=== Written problem ===
For each line in the data below that holds "странника", return a copy.
▼
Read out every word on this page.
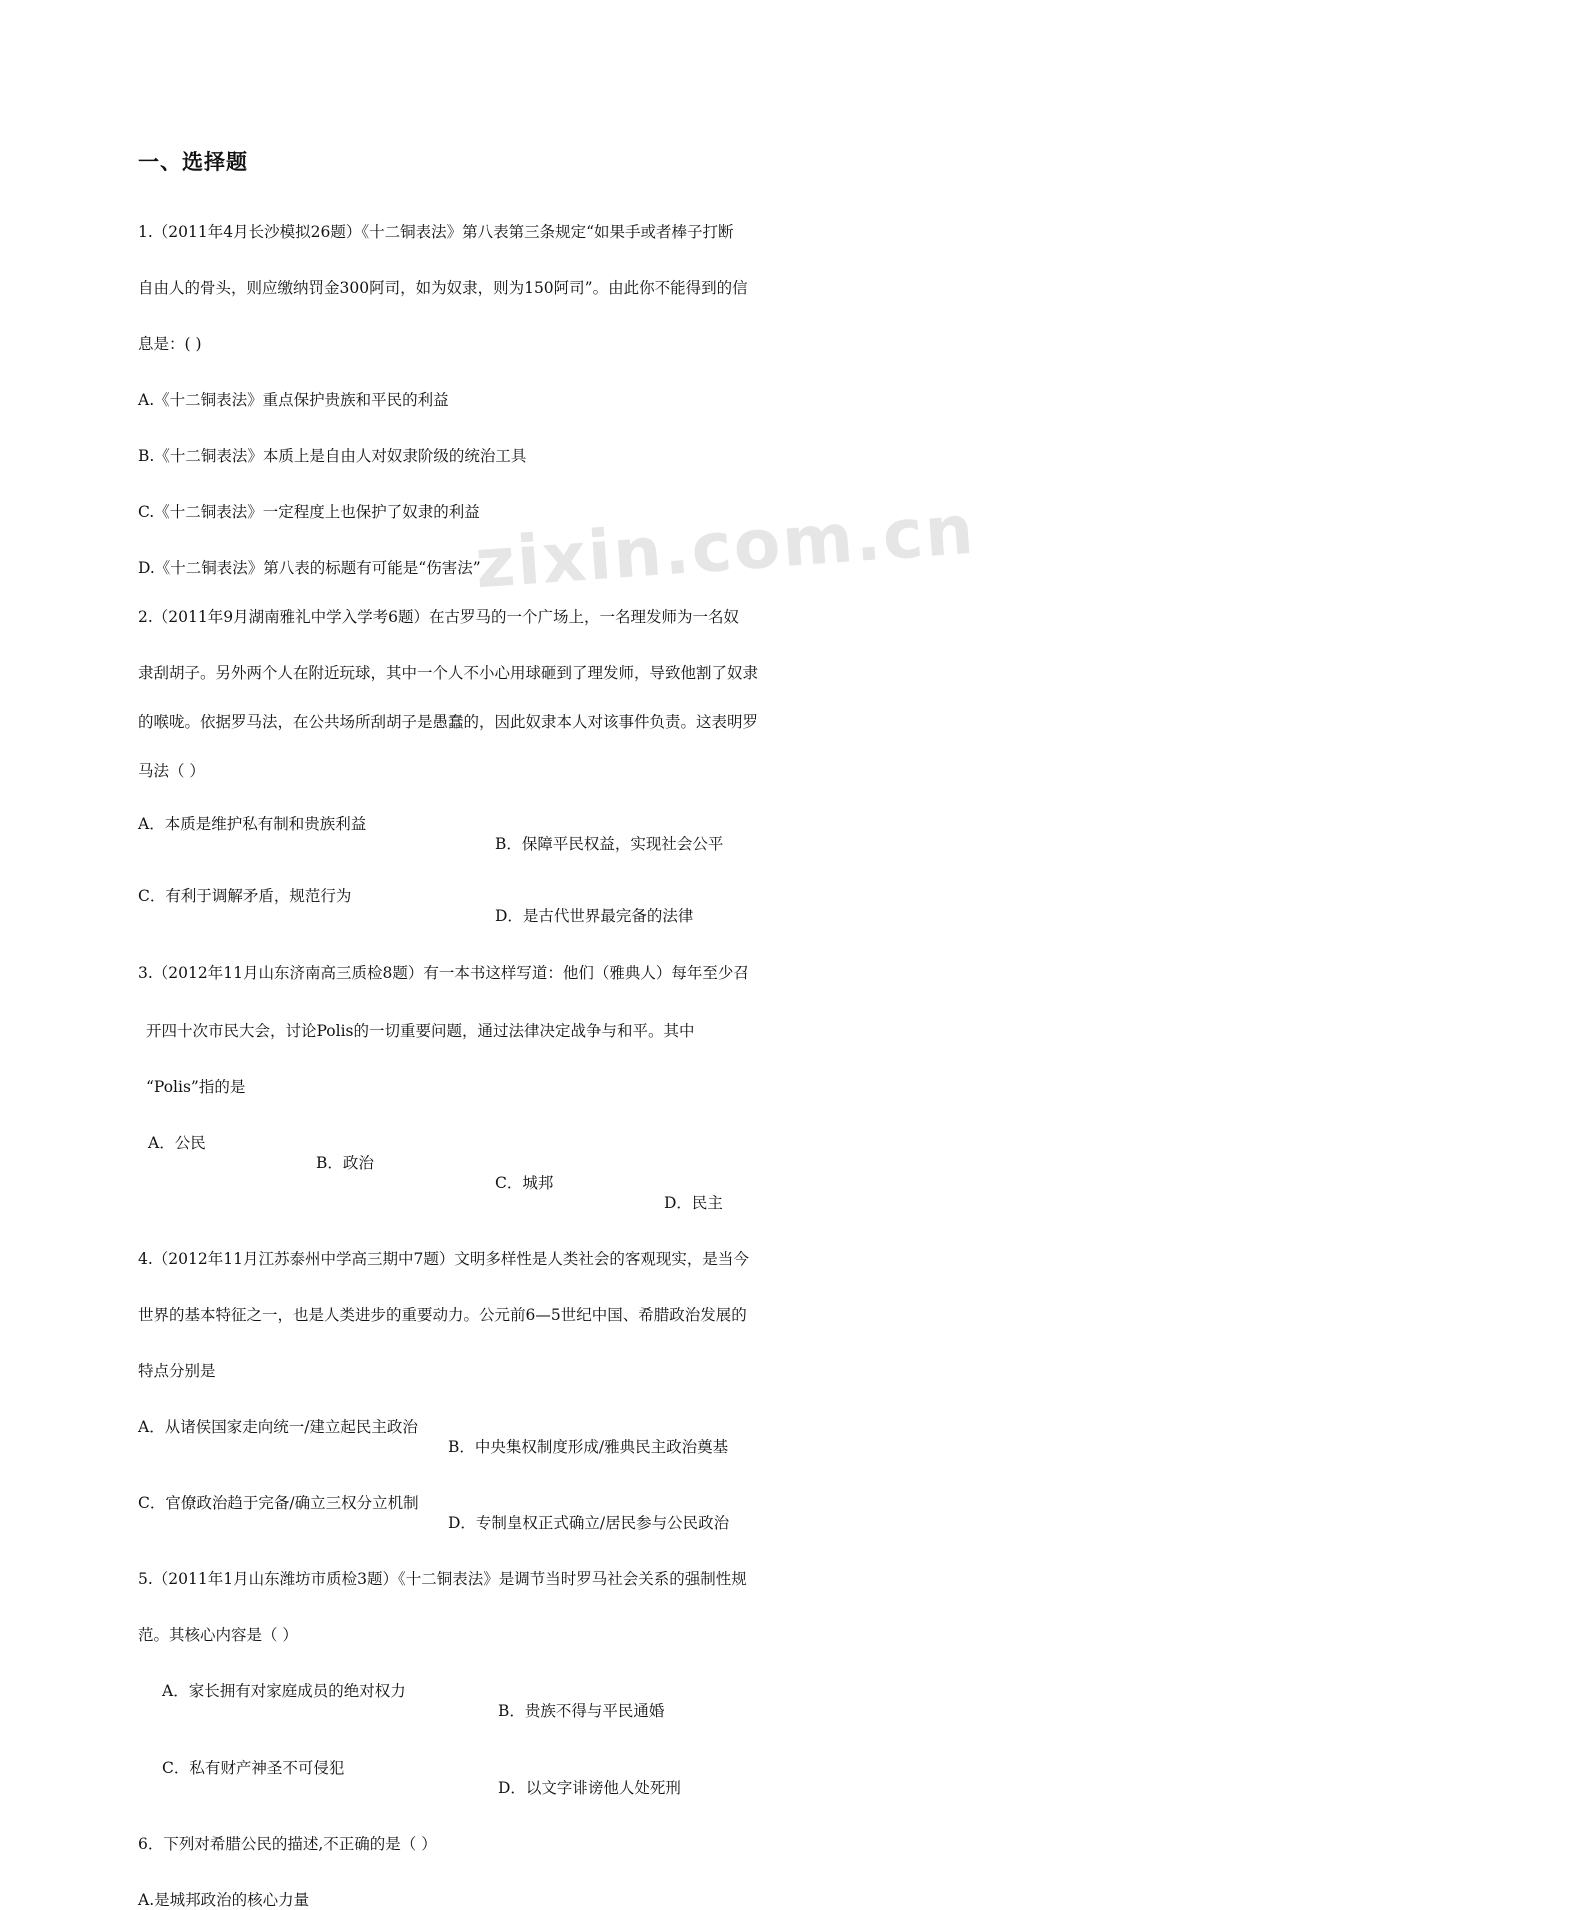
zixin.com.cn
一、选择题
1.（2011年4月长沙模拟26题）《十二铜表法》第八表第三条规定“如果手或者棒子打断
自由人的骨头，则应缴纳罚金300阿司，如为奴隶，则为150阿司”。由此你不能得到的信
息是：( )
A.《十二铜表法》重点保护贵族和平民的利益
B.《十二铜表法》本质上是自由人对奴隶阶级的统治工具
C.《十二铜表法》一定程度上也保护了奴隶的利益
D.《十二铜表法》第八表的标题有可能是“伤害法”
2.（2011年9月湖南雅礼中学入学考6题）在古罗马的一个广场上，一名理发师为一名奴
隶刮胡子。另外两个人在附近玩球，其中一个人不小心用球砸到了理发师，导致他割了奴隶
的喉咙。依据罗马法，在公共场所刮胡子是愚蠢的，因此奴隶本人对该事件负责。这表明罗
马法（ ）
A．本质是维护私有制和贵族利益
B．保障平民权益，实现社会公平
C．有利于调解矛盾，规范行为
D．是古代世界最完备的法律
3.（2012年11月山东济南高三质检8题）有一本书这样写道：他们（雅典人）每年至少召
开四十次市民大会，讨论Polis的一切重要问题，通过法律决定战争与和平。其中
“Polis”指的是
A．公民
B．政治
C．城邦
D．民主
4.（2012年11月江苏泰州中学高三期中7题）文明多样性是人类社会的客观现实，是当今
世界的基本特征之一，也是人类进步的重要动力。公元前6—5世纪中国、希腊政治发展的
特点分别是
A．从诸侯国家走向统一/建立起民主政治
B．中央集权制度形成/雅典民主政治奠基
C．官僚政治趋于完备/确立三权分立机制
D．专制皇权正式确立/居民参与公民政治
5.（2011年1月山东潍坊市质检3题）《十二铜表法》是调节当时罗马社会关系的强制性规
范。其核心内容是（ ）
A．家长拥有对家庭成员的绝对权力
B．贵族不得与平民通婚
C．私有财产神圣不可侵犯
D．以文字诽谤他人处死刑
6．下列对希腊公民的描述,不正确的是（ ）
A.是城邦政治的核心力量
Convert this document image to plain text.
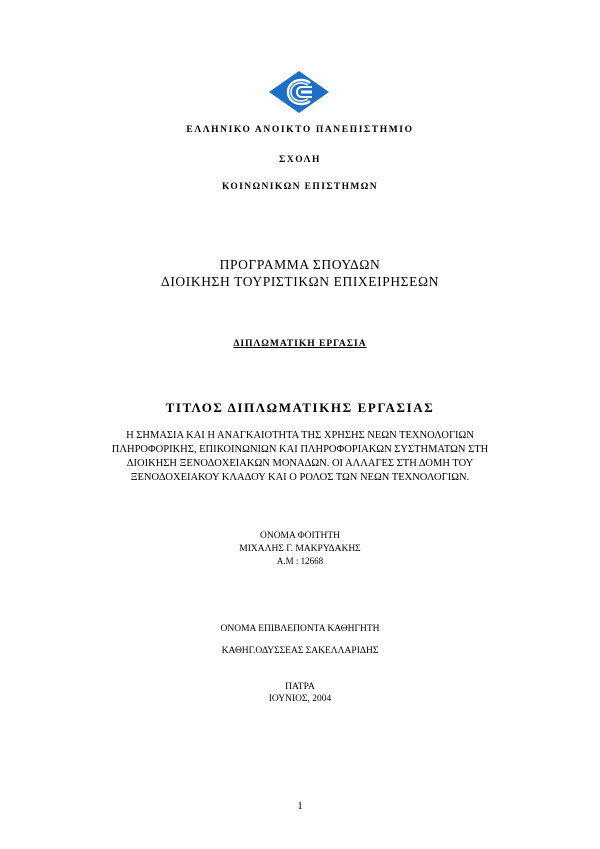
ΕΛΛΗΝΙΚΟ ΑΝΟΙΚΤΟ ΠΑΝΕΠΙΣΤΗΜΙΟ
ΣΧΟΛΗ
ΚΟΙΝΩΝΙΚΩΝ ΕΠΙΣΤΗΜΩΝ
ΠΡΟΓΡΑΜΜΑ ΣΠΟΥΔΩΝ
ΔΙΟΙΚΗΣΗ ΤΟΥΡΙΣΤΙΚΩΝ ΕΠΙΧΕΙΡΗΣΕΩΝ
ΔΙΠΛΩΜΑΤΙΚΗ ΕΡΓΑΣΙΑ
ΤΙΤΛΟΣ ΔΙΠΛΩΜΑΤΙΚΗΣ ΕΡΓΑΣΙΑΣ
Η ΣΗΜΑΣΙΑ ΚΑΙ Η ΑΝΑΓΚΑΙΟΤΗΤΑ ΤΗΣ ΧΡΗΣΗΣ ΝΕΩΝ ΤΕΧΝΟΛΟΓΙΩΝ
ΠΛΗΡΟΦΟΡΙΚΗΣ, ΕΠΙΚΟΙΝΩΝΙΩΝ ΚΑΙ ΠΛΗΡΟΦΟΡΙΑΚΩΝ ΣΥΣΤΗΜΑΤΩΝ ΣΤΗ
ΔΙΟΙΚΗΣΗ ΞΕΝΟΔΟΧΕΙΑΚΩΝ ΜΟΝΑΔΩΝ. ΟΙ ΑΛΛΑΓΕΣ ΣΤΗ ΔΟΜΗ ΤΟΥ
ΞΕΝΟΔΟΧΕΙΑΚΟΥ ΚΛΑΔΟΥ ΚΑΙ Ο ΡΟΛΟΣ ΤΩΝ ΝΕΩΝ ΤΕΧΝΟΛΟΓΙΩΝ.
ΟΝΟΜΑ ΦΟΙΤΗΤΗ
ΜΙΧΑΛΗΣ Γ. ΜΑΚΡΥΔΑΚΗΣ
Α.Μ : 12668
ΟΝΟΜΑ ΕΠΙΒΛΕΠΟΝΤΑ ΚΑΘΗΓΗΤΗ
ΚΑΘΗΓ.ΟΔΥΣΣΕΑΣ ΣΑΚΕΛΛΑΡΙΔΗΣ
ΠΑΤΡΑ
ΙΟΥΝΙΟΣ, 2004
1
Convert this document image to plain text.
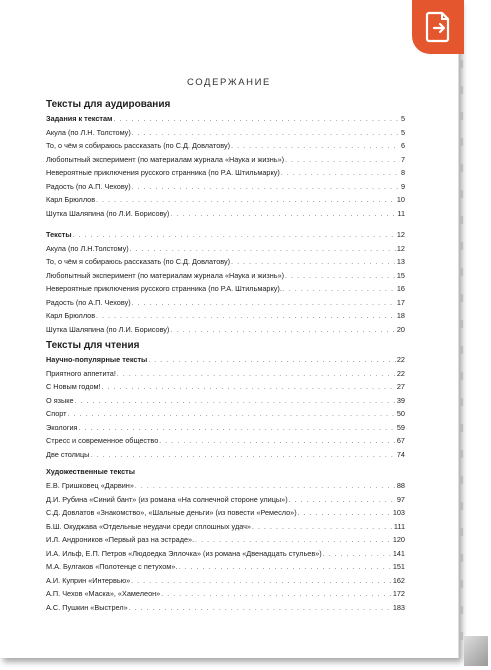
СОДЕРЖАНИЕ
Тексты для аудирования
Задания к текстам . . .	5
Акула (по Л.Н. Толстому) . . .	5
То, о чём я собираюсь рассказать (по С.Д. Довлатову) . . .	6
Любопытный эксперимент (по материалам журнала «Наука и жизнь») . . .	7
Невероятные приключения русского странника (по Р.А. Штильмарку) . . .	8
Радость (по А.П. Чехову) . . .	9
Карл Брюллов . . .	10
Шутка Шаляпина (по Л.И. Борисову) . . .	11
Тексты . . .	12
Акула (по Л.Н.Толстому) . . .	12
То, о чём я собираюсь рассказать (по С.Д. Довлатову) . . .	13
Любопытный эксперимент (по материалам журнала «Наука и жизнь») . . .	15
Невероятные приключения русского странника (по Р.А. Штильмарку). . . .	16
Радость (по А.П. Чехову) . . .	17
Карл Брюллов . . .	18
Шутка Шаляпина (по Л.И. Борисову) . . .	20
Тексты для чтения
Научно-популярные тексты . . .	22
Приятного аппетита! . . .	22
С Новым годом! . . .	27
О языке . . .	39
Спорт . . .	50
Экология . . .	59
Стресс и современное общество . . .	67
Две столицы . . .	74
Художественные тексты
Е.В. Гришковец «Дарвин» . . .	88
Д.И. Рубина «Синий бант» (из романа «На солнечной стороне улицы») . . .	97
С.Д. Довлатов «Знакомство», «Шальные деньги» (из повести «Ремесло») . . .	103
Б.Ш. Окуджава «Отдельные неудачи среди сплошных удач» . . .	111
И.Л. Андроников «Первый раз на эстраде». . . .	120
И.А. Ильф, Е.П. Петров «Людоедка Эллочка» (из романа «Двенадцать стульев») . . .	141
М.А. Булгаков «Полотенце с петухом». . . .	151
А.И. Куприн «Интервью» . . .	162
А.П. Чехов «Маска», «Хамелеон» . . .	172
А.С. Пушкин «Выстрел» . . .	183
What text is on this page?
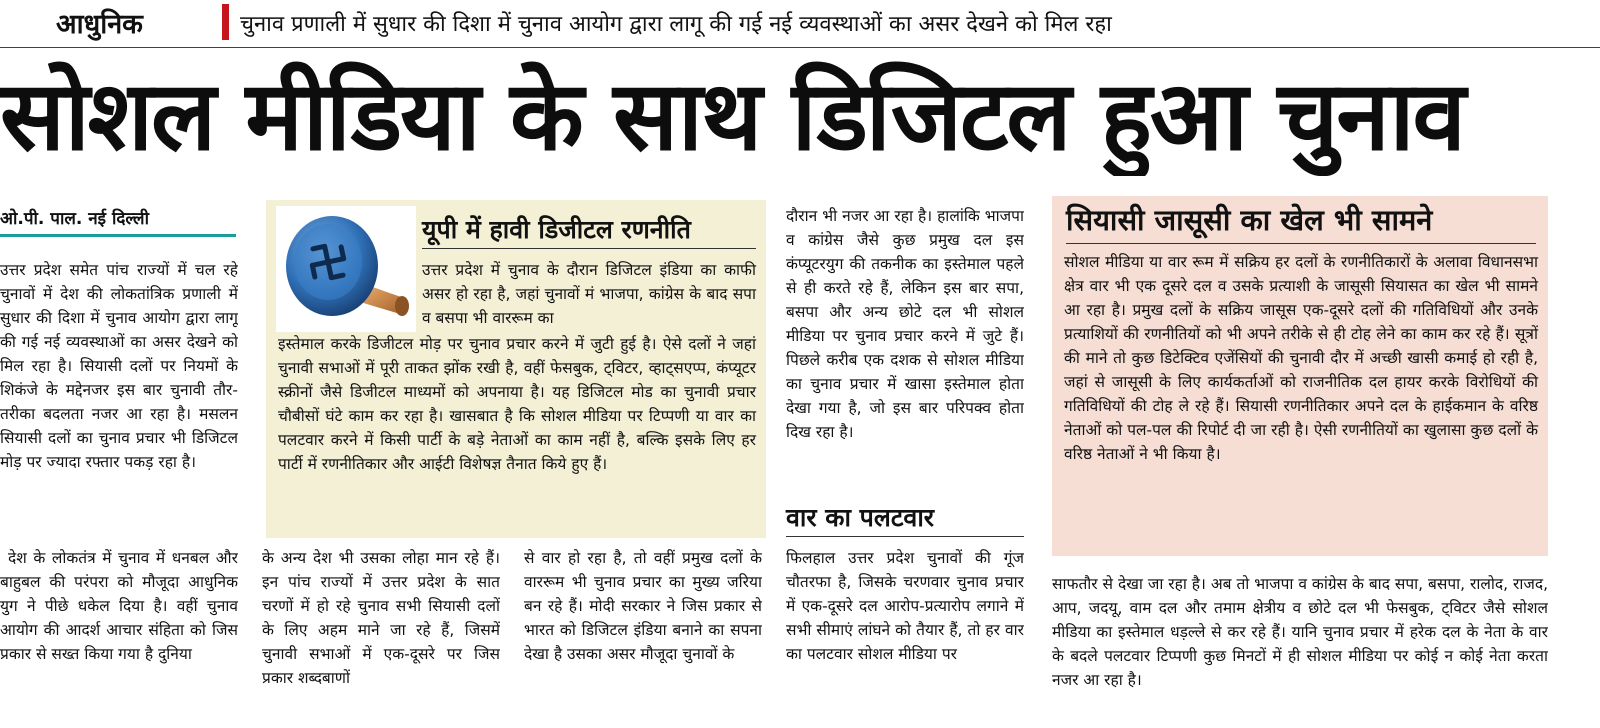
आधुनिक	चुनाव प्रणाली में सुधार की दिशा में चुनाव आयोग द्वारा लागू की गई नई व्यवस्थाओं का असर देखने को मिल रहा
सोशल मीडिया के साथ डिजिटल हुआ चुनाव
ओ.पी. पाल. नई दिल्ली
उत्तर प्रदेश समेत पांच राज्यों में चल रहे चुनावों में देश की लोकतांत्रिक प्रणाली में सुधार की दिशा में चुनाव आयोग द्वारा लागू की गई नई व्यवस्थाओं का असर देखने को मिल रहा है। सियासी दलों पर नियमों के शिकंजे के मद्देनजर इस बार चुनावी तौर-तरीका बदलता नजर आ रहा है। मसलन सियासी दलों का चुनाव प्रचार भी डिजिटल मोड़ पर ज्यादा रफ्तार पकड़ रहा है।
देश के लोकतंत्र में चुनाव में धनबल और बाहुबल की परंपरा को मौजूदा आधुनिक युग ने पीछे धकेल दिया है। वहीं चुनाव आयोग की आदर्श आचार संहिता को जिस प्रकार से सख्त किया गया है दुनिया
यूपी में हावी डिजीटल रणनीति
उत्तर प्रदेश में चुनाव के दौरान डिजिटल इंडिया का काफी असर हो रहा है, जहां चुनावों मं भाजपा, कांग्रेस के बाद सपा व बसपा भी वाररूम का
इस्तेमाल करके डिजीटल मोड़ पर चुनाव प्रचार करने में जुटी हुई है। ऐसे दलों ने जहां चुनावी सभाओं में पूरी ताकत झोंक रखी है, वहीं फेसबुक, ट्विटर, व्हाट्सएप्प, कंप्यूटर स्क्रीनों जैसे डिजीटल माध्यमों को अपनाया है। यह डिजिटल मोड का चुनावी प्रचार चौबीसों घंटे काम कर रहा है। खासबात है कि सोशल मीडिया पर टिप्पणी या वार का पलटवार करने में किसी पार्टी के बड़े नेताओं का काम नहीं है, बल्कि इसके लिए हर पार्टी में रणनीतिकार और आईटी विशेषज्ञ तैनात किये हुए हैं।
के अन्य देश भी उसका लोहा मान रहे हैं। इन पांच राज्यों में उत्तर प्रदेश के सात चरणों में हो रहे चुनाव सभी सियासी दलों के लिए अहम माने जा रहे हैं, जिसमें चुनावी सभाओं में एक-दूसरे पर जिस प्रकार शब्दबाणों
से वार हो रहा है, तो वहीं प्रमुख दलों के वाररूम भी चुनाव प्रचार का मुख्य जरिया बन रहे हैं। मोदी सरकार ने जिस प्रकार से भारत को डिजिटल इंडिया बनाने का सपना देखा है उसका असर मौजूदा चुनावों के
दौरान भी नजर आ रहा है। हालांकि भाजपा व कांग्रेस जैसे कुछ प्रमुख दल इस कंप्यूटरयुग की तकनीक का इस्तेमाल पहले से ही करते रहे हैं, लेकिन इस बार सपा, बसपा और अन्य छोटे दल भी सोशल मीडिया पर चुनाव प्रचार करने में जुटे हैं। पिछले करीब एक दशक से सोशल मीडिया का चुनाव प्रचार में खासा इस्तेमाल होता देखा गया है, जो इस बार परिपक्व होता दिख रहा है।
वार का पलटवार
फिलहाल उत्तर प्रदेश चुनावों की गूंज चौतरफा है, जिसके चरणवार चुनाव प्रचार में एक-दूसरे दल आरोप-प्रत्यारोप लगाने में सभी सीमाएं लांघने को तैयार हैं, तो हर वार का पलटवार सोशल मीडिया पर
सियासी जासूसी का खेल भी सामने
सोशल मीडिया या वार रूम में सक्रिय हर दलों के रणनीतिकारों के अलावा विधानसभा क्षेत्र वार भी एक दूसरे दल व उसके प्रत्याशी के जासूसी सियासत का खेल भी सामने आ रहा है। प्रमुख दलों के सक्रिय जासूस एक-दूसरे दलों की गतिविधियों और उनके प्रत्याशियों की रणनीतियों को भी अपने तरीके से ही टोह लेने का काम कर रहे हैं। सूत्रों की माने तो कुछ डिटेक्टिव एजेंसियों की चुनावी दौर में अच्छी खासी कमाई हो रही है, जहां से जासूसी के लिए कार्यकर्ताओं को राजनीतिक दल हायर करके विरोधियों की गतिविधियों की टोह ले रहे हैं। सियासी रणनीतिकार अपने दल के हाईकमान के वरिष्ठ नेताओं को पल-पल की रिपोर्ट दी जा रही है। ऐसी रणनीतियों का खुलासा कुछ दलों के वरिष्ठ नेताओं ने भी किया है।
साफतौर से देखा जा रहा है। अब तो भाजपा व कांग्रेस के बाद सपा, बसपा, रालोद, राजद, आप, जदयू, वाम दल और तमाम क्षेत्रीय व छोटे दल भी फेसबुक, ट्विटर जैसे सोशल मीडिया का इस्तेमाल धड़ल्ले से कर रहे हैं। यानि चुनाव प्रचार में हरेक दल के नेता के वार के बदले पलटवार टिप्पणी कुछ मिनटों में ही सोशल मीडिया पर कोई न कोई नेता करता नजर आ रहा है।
▲
=== Exercise solution ===
Невероятные приключения русского странника (по Р.А. Штильмарку) . . .	8
Невероятные приключения русского странника (по Р.А. Штильмарку). . . .	16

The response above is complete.